__Goal__:
Do not copy the pictures; transcribe all other material exactly.

Dataset excerpt
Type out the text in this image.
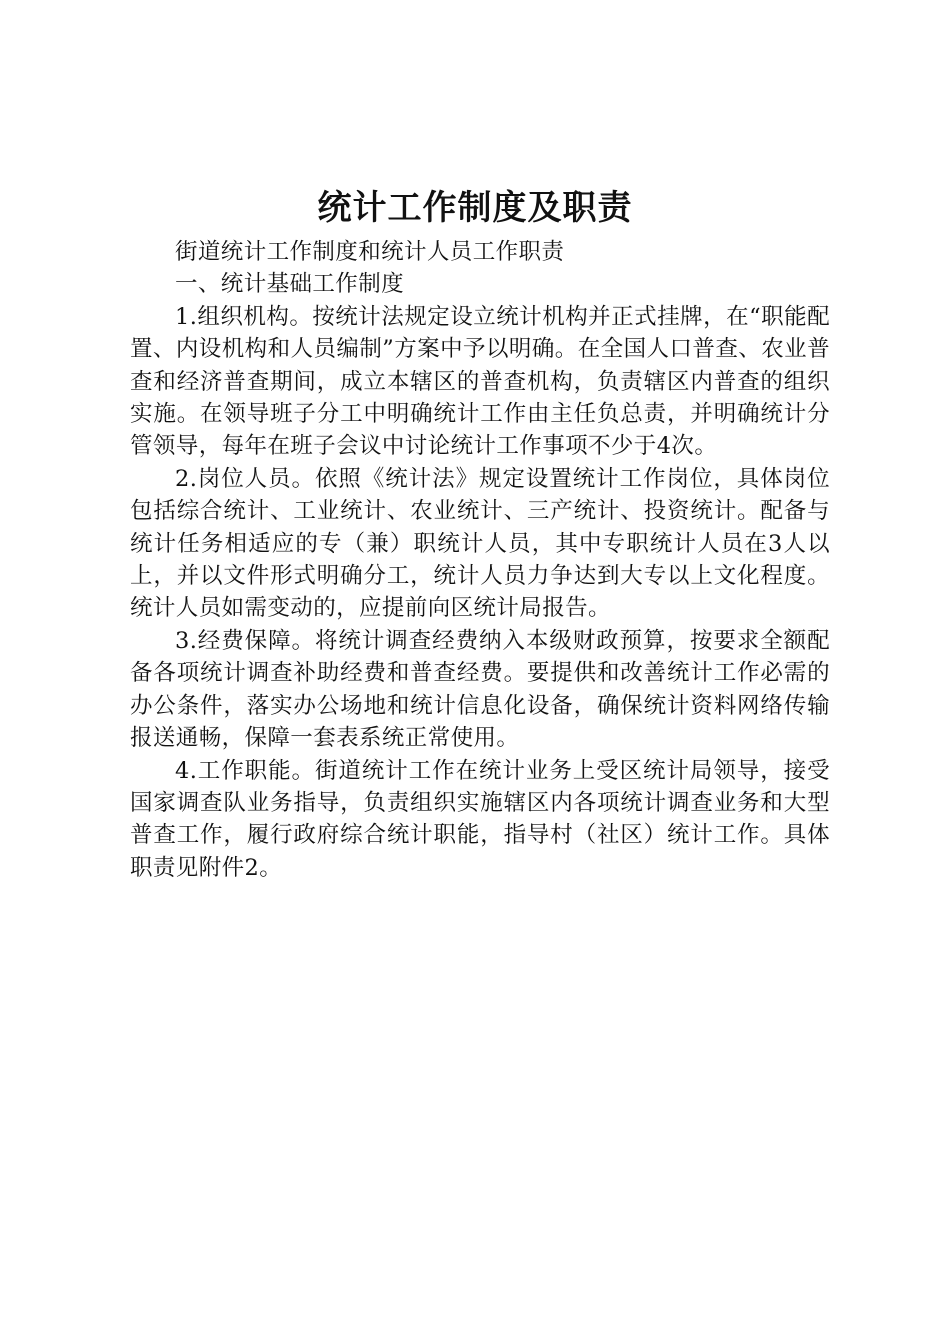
统计工作制度及职责

街道统计工作制度和统计人员工作职责

一、统计基础工作制度

1.组织机构。按统计法规定设立统计机构并正式挂牌，在“职能配置、内设机构和人员编制”方案中予以明确。在全国人口普查、农业普查和经济普查期间，成立本辖区的普查机构，负责辖区内普查的组织实施。在领导班子分工中明确统计工作由主任负总责，并明确统计分管领导，每年在班子会议中讨论统计工作事项不少于4次。

2.岗位人员。依照《统计法》规定设置统计工作岗位，具体岗位包括综合统计、工业统计、农业统计、三产统计、投资统计。配备与统计任务相适应的专（兼）职统计人员，其中专职统计人员在3人以上，并以文件形式明确分工，统计人员力争达到大专以上文化程度。统计人员如需变动的，应提前向区统计局报告。

3.经费保障。将统计调查经费纳入本级财政预算，按要求全额配备各项统计调查补助经费和普查经费。要提供和改善统计工作必需的办公条件，落实办公场地和统计信息化设备，确保统计资料网络传输报送通畅，保障一套表系统正常使用。

4.工作职能。街道统计工作在统计业务上受区统计局领导，接受国家调查队业务指导，负责组织实施辖区内各项统计调查业务和大型普查工作，履行政府综合统计职能，指导村（社区）统计工作。具体职责见附件2。
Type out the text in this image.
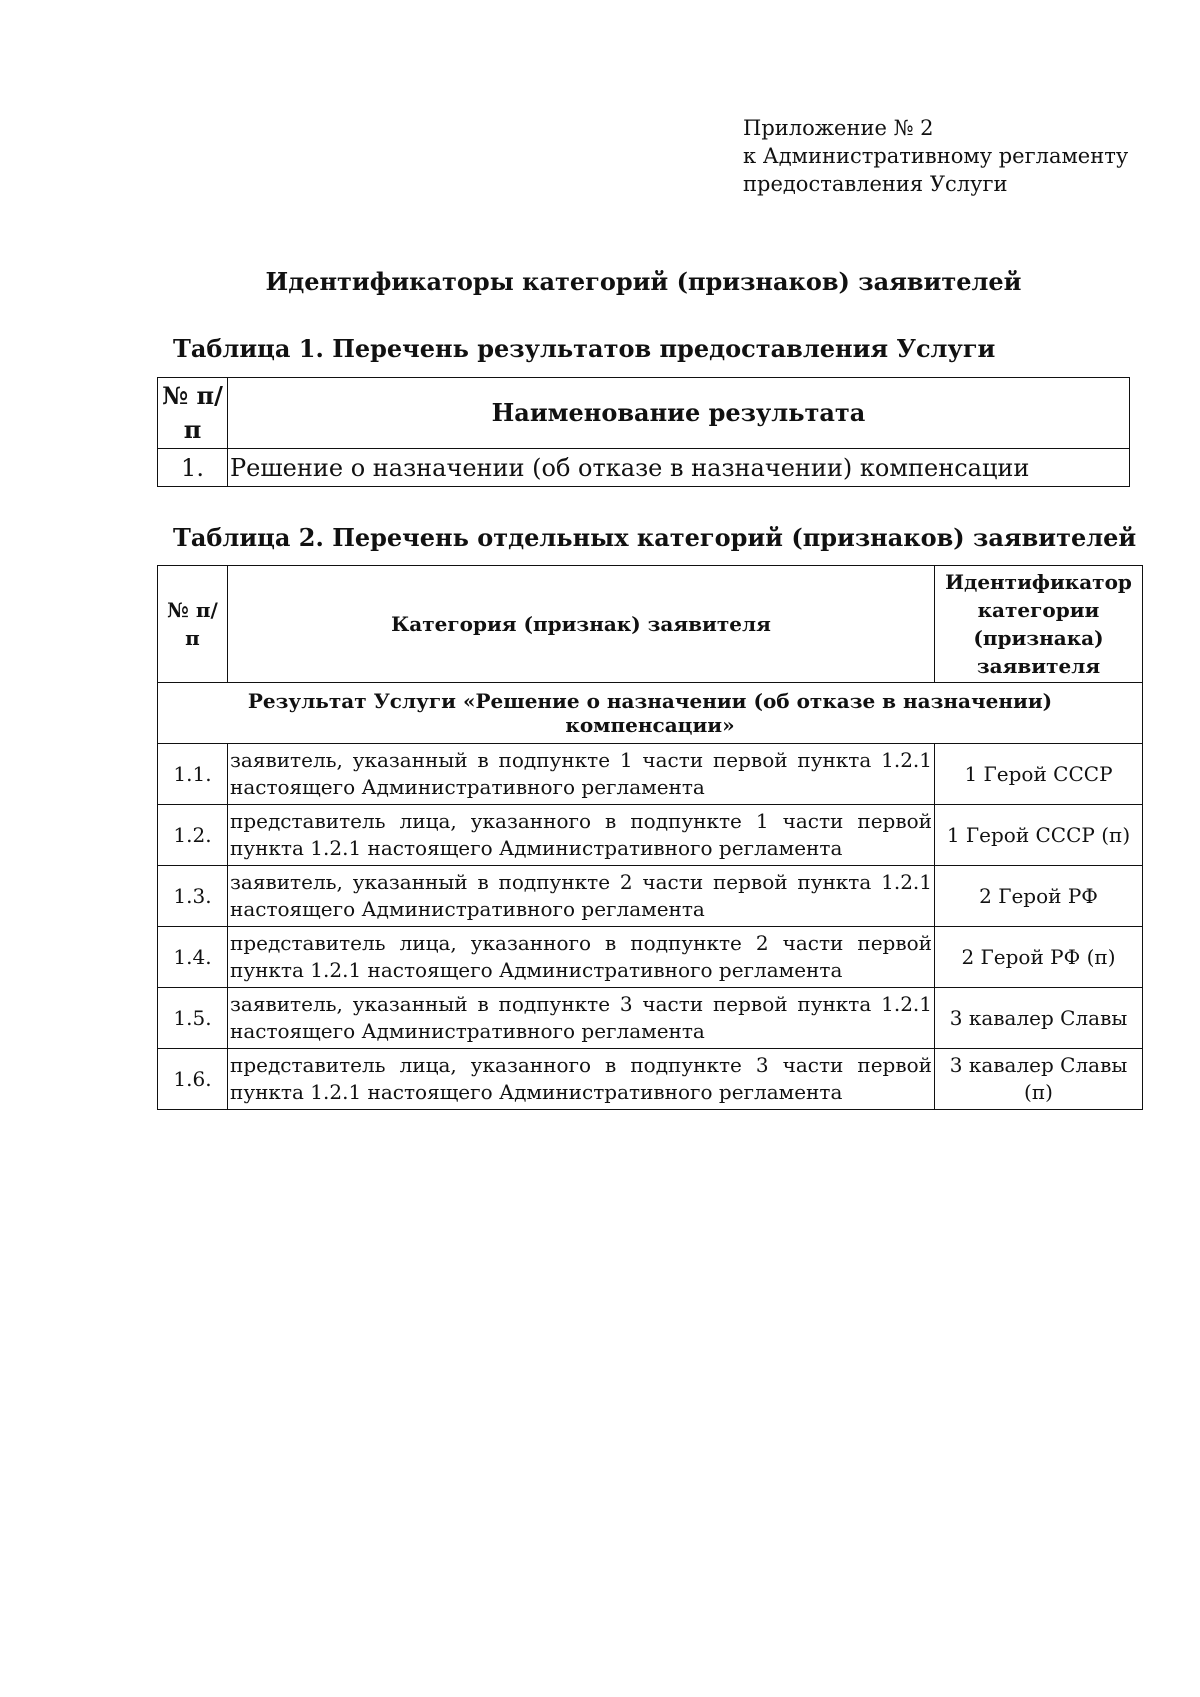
Приложение № 2
к Административному регламенту
предоставления Услуги
Идентификаторы категорий (признаков) заявителей
Таблица 1. Перечень результатов предоставления Услуги
№ п/п	Наименование результата
1.	Решение о назначении (об отказе в назначении) компенсации
Таблица 2. Перечень отдельных категорий (признаков) заявителей
№ п/п	Категория (признак) заявителя	Идентификатор категории (признака) заявителя
Результат Услуги «Решение о назначении (об отказе в назначении) компенсации»		
1.1.	заявитель, указанный в подпункте 1 части первой пункта 1.2.1 настоящего Административного регламента	1 Герой СССР
1.2.	представитель лица, указанного в подпункте 1 части первой пункта 1.2.1 настоящего Административного регламента	1 Герой СССР (п)
1.3.	заявитель, указанный в подпункте 2 части первой пункта 1.2.1 настоящего Административного регламента	2 Герой РФ
1.4.	представитель лица, указанного в подпункте 2 части первой пункта 1.2.1 настоящего Административного регламента	2 Герой РФ (п)
1.5.	заявитель, указанный в подпункте 3 части первой пункта 1.2.1 настоящего Административного регламента	3 кавалер Славы
1.6.	представитель лица, указанного в подпункте 3 части первой пункта 1.2.1 настоящего Административного регламента	3 кавалер Славы (п)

__Finished answer__:
Type out the text in this image.
统计工作制度及职责

街道统计工作制度和统计人员工作职责

一、统计基础工作制度

1.组织机构。按统计法规定设立统计机构并正式挂牌，在“职能配置、内设机构和人员编制”方案中予以明确。在全国人口普查、农业普查和经济普查期间，成立本辖区的普查机构，负责辖区内普查的组织实施。在领导班子分工中明确统计工作由主任负总责，并明确统计分管领导，每年在班子会议中讨论统计工作事项不少于4次。

2.岗位人员。依照《统计法》规定设置统计工作岗位，具体岗位包括综合统计、工业统计、农业统计、三产统计、投资统计。配备与统计任务相适应的专（兼）职统计人员，其中专职统计人员在3人以上，并以文件形式明确分工，统计人员力争达到大专以上文化程度。统计人员如需变动的，应提前向区统计局报告。

3.经费保障。将统计调查经费纳入本级财政预算，按要求全额配备各项统计调查补助经费和普查经费。要提供和改善统计工作必需的办公条件，落实办公场地和统计信息化设备，确保统计资料网络传输报送通畅，保障一套表系统正常使用。

4.工作职能。街道统计工作在统计业务上受区统计局领导，接受国家调查队业务指导，负责组织实施辖区内各项统计调查业务和大型普查工作，履行政府综合统计职能，指导村（社区）统计工作。具体职责见附件2。
Type out the text in this image.
Приложение № 2
к Административному регламенту
предоставления Услуги
Идентификаторы категорий (признаков) заявителей
Таблица 1. Перечень результатов предоставления Услуги
№ п/п	Наименование результата
1.	Решение о назначении (об отказе в назначении) компенсации
Таблица 2. Перечень отдельных категорий (признаков) заявителей
№ п/п	Категория (признак) заявителя	Идентификатор категории (признака) заявителя
Результат Услуги «Решение о назначении (об отказе в назначении) компенсации»		
1.1.	заявитель, указанный в подпункте 1 части первой пункта 1.2.1 настоящего Административного регламента	1 Герой СССР
1.2.	представитель лица, указанного в подпункте 1 части первой пункта 1.2.1 настоящего Административного регламента	1 Герой СССР (п)
1.3.	заявитель, указанный в подпункте 2 части первой пункта 1.2.1 настоящего Административного регламента	2 Герой РФ
1.4.	представитель лица, указанного в подпункте 2 части первой пункта 1.2.1 настоящего Административного регламента	2 Герой РФ (п)
1.5.	заявитель, указанный в подпункте 3 части первой пункта 1.2.1 настоящего Административного регламента	3 кавалер Славы
1.6.	представитель лица, указанного в подпункте 3 части первой пункта 1.2.1 настоящего Административного регламента	3 кавалер Славы (п)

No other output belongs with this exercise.